**Aim**
Copy out every record below, word for word.

**Source records**

========================

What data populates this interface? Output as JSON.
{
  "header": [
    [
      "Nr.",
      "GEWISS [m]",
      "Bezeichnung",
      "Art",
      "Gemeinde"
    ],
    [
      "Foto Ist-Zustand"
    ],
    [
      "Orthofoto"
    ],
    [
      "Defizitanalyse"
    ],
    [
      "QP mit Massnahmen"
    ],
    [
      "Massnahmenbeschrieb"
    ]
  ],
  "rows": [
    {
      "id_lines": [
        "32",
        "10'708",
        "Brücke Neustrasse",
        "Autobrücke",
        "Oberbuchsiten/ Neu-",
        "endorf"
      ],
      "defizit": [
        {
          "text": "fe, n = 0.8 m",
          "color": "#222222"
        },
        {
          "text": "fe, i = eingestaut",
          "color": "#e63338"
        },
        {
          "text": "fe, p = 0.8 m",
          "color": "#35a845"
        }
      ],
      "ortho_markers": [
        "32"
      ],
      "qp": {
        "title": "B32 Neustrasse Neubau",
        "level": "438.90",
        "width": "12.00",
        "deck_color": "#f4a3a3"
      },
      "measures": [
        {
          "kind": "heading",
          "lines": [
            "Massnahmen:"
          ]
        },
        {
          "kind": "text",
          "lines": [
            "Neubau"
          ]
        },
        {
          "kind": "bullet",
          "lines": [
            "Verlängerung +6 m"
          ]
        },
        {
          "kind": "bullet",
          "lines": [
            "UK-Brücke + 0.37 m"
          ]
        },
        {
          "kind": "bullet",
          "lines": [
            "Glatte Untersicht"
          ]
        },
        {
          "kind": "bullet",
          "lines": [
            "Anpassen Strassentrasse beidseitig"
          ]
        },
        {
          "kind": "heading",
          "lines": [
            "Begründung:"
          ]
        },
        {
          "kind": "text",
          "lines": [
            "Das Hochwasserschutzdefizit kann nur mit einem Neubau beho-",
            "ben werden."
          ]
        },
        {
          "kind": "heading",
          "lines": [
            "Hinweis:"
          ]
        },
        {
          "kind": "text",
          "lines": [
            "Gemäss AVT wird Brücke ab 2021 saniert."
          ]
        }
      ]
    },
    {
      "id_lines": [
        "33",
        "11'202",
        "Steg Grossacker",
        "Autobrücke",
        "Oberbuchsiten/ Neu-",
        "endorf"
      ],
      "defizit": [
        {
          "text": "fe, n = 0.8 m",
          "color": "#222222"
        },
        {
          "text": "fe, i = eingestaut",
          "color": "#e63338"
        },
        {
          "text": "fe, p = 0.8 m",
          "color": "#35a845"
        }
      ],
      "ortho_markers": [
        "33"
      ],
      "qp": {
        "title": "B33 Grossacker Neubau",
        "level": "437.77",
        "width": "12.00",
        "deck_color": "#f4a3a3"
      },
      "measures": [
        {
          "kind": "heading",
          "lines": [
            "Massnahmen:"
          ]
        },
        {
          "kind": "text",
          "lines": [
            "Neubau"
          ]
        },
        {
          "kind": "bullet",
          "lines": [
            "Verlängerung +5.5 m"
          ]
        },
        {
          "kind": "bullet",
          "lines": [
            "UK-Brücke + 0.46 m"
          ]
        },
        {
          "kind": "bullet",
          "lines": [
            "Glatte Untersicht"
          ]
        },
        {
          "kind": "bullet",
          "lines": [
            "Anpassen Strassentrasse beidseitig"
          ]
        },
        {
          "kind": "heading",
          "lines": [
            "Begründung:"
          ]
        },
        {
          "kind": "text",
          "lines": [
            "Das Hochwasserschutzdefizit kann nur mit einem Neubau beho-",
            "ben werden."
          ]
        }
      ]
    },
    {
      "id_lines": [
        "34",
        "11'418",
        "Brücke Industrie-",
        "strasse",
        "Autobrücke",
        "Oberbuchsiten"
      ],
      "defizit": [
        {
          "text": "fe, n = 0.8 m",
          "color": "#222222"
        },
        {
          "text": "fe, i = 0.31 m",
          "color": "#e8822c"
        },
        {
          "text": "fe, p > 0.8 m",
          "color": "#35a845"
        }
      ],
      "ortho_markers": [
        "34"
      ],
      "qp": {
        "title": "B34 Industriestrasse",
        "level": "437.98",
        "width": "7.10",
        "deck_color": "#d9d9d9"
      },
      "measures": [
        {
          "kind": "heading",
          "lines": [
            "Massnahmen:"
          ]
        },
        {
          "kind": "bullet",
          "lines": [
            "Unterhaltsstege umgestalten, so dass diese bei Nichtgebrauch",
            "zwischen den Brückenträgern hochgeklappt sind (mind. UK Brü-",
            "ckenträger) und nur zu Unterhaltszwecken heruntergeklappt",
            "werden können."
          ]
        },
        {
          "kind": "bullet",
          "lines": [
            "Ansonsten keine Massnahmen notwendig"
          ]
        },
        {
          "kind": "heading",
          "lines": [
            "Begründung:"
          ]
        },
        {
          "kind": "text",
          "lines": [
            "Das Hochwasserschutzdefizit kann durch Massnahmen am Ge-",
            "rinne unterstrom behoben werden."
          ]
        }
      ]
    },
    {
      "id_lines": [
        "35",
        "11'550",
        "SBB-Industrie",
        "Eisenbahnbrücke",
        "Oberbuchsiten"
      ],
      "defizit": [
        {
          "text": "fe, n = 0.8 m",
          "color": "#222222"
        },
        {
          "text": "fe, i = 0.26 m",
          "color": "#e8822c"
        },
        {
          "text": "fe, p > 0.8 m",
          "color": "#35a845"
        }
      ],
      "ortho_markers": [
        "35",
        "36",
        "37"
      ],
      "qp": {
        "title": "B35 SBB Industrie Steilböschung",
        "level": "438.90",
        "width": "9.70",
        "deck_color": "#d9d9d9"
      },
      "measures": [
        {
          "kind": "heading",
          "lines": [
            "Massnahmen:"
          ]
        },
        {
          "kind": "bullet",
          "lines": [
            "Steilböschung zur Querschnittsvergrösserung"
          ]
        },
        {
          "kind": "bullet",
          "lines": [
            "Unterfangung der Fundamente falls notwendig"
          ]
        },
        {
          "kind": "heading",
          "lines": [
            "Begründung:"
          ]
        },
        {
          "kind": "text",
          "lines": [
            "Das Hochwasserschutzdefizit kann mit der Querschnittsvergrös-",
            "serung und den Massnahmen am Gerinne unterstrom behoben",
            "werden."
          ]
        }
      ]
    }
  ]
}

========================

**Solved exercise**
What data populates this interface? Output as JSON.
{
  "header": [
    [
      "Nr.",
      "GEWISS [m]",
      "Bezeichnung",
      "Art",
      "Gemeinde"
    ],
    [
      "Foto Ist-Zustand"
    ],
    [
      "Orthofoto"
    ],
    [
      "Defizitanalyse"
    ],
    [
      "QP mit Massnahmen"
    ],
    [
      "Massnahmenbeschrieb"
    ]
  ],
  "rows": [
    {
      "id_lines": [
        "32",
        "10'708",
        "Brücke Neustrasse",
        "Autobrücke",
        "Oberbuchsiten/ Neu-",
        "endorf"
      ],
      "defizit": [
        {
          "text": "fe, n = 0.8 m",
          "color": "#222222"
        },
        {
          "text": "fe, i = eingestaut",
          "color": "#e63338"
        },
        {
          "text": "fe, p = 0.8 m",
          "color": "#35a845"
        }
      ],
      "ortho_markers": [
        "32"
      ],
      "qp": {
        "title": "B32 Neustrasse Neubau",
        "level": "438.90",
        "width": "12.00",
        "deck_color": "#f4a3a3"
      },
      "measures": [
        {
          "kind": "heading",
          "lines": [
            "Massnahmen:"
          ]
        },
        {
          "kind": "text",
          "lines": [
            "Neubau"
          ]
        },
        {
          "kind": "bullet",
          "lines": [
            "Verlängerung +6 m"
          ]
        },
        {
          "kind": "bullet",
          "lines": [
            "UK-Brücke + 0.37 m"
          ]
        },
        {
          "kind": "bullet",
          "lines": [
            "Glatte Untersicht"
          ]
        },
        {
          "kind": "bullet",
          "lines": [
            "Anpassen Strassentrasse beidseitig"
          ]
        },
        {
          "kind": "heading",
          "lines": [
            "Begründung:"
          ]
        },
        {
          "kind": "text",
          "lines": [
            "Das Hochwasserschutzdefizit kann nur mit einem Neubau beho-",
            "ben werden."
          ]
        },
        {
          "kind": "heading",
          "lines": [
            "Hinweis:"
          ]
        },
        {
          "kind": "text",
          "lines": [
            "Gemäss AVT wird Brücke ab 2021 saniert."
          ]
        }
      ]
    },
    {
      "id_lines": [
        "33",
        "11'202",
        "Steg Grossacker",
        "Autobrücke",
        "Oberbuchsiten/ Neu-",
        "endorf"
      ],
      "defizit": [
        {
          "text": "fe, n = 0.8 m",
          "color": "#222222"
        },
        {
          "text": "fe, i = eingestaut",
          "color": "#e63338"
        },
        {
          "text": "fe, p = 0.8 m",
          "color": "#35a845"
        }
      ],
      "ortho_markers": [
        "33"
      ],
      "qp": {
        "title": "B33 Grossacker Neubau",
        "level": "437.77",
        "width": "12.00",
        "deck_color": "#f4a3a3"
      },
      "measures": [
        {
          "kind": "heading",
          "lines": [
            "Massnahmen:"
          ]
        },
        {
          "kind": "text",
          "lines": [
            "Neubau"
          ]
        },
        {
          "kind": "bullet",
          "lines": [
            "Verlängerung +5.5 m"
          ]
        },
        {
          "kind": "bullet",
          "lines": [
            "UK-Brücke + 0.46 m"
          ]
        },
        {
          "kind": "bullet",
          "lines": [
            "Glatte Untersicht"
          ]
        },
        {
          "kind": "bullet",
          "lines": [
            "Anpassen Strassentrasse beidseitig"
          ]
        },
        {
          "kind": "heading",
          "lines": [
            "Begründung:"
          ]
        },
        {
          "kind": "text",
          "lines": [
            "Das Hochwasserschutzdefizit kann nur mit einem Neubau beho-",
            "ben werden."
          ]
        }
      ]
    },
    {
      "id_lines": [
        "34",
        "11'418",
        "Brücke Industrie-",
        "strasse",
        "Autobrücke",
        "Oberbuchsiten"
      ],
      "defizit": [
        {
          "text": "fe, n = 0.8 m",
          "color": "#222222"
        },
        {
          "text": "fe, i = 0.31 m",
          "color": "#e8822c"
        },
        {
          "text": "fe, p > 0.8 m",
          "color": "#35a845"
        }
      ],
      "ortho_markers": [
        "34"
      ],
      "qp": {
        "title": "B34 Industriestrasse",
        "level": "437.98",
        "width": "7.10",
        "deck_color": "#d9d9d9"
      },
      "measures": [
        {
          "kind": "heading",
          "lines": [
            "Massnahmen:"
          ]
        },
        {
          "kind": "bullet",
          "lines": [
            "Unterhaltsstege umgestalten, so dass diese bei Nichtgebrauch",
            "zwischen den Brückenträgern hochgeklappt sind (mind. UK Brü-",
            "ckenträger) und nur zu Unterhaltszwecken heruntergeklappt",
            "werden können."
          ]
        },
        {
          "kind": "bullet",
          "lines": [
            "Ansonsten keine Massnahmen notwendig"
          ]
        },
        {
          "kind": "heading",
          "lines": [
            "Begründung:"
          ]
        },
        {
          "kind": "text",
          "lines": [
            "Das Hochwasserschutzdefizit kann durch Massnahmen am Ge-",
            "rinne unterstrom behoben werden."
          ]
        }
      ]
    },
    {
      "id_lines": [
        "35",
        "11'550",
        "SBB-Industrie",
        "Eisenbahnbrücke",
        "Oberbuchsiten"
      ],
      "defizit": [
        {
          "text": "fe, n = 0.8 m",
          "color": "#222222"
        },
        {
          "text": "fe, i = 0.26 m",
          "color": "#e8822c"
        },
        {
          "text": "fe, p > 0.8 m",
          "color": "#35a845"
        }
      ],
      "ortho_markers": [
        "35",
        "36",
        "37"
      ],
      "qp": {
        "title": "B35 SBB Industrie Steilböschung",
        "level": "438.90",
        "width": "9.70",
        "deck_color": "#d9d9d9"
      },
      "measures": [
        {
          "kind": "heading",
          "lines": [
            "Massnahmen:"
          ]
        },
        {
          "kind": "bullet",
          "lines": [
            "Steilböschung zur Querschnittsvergrösserung"
          ]
        },
        {
          "kind": "bullet",
          "lines": [
            "Unterfangung der Fundamente falls notwendig"
          ]
        },
        {
          "kind": "heading",
          "lines": [
            "Begründung:"
          ]
        },
        {
          "kind": "text",
          "lines": [
            "Das Hochwasserschutzdefizit kann mit der Querschnittsvergrös-",
            "serung und den Massnahmen am Gerinne unterstrom behoben",
            "werden."
          ]
        }
      ]
    }
  ]
}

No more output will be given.